- [Short exercise] Collect the lines of the entries where "ФІРМОВІ" shows up.

- [Data to use]
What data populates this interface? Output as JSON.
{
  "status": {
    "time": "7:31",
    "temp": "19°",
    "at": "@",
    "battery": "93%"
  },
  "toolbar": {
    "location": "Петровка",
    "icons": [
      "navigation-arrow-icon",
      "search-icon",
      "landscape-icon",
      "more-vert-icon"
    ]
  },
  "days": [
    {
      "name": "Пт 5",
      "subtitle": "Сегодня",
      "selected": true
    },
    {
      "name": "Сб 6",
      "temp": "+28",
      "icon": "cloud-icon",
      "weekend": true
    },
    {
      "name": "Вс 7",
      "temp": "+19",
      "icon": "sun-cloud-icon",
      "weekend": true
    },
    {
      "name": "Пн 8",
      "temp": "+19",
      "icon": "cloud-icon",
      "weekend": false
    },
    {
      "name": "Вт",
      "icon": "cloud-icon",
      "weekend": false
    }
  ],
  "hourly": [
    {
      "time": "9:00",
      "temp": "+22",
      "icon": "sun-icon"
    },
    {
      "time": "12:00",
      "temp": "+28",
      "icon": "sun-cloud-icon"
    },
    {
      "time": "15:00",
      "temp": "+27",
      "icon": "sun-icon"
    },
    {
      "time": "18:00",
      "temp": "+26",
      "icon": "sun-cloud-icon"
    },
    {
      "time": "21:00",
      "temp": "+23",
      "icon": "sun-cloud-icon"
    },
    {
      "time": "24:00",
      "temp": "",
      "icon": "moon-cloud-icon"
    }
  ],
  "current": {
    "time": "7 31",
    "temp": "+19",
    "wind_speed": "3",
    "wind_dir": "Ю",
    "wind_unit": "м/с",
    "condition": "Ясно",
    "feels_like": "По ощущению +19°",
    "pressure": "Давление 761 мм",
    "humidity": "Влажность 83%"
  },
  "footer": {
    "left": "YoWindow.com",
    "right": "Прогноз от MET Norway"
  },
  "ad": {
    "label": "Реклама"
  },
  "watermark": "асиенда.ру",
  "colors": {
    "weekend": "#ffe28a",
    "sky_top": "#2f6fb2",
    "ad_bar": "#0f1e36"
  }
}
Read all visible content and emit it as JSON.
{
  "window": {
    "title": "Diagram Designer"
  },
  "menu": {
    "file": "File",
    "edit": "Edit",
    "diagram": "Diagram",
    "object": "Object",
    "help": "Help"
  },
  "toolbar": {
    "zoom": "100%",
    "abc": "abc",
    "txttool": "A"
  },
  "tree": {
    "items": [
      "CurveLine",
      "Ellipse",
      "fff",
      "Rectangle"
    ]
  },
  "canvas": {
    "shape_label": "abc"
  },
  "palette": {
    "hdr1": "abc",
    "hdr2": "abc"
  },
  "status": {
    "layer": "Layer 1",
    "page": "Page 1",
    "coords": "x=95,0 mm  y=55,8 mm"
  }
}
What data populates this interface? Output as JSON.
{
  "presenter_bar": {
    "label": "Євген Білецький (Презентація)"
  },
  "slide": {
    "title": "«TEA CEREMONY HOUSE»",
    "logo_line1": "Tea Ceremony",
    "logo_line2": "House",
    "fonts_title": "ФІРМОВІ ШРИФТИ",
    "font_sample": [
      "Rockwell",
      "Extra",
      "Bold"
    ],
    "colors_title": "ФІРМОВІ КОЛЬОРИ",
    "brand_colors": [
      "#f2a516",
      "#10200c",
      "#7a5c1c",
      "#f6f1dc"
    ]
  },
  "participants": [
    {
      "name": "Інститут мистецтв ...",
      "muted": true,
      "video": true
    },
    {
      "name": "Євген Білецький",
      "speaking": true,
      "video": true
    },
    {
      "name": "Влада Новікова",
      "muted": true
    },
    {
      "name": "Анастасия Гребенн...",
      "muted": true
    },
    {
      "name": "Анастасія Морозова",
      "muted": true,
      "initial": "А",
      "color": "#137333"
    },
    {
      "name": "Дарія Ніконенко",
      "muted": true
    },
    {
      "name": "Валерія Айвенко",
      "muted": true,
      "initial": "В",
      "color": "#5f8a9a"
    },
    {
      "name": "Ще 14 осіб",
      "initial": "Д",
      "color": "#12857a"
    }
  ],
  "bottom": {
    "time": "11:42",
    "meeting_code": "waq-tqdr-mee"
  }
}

- [Task output]
    "fonts_title": "ФІРМОВІ ШРИФТИ",
    "colors_title": "ФІРМОВІ КОЛЬОРИ",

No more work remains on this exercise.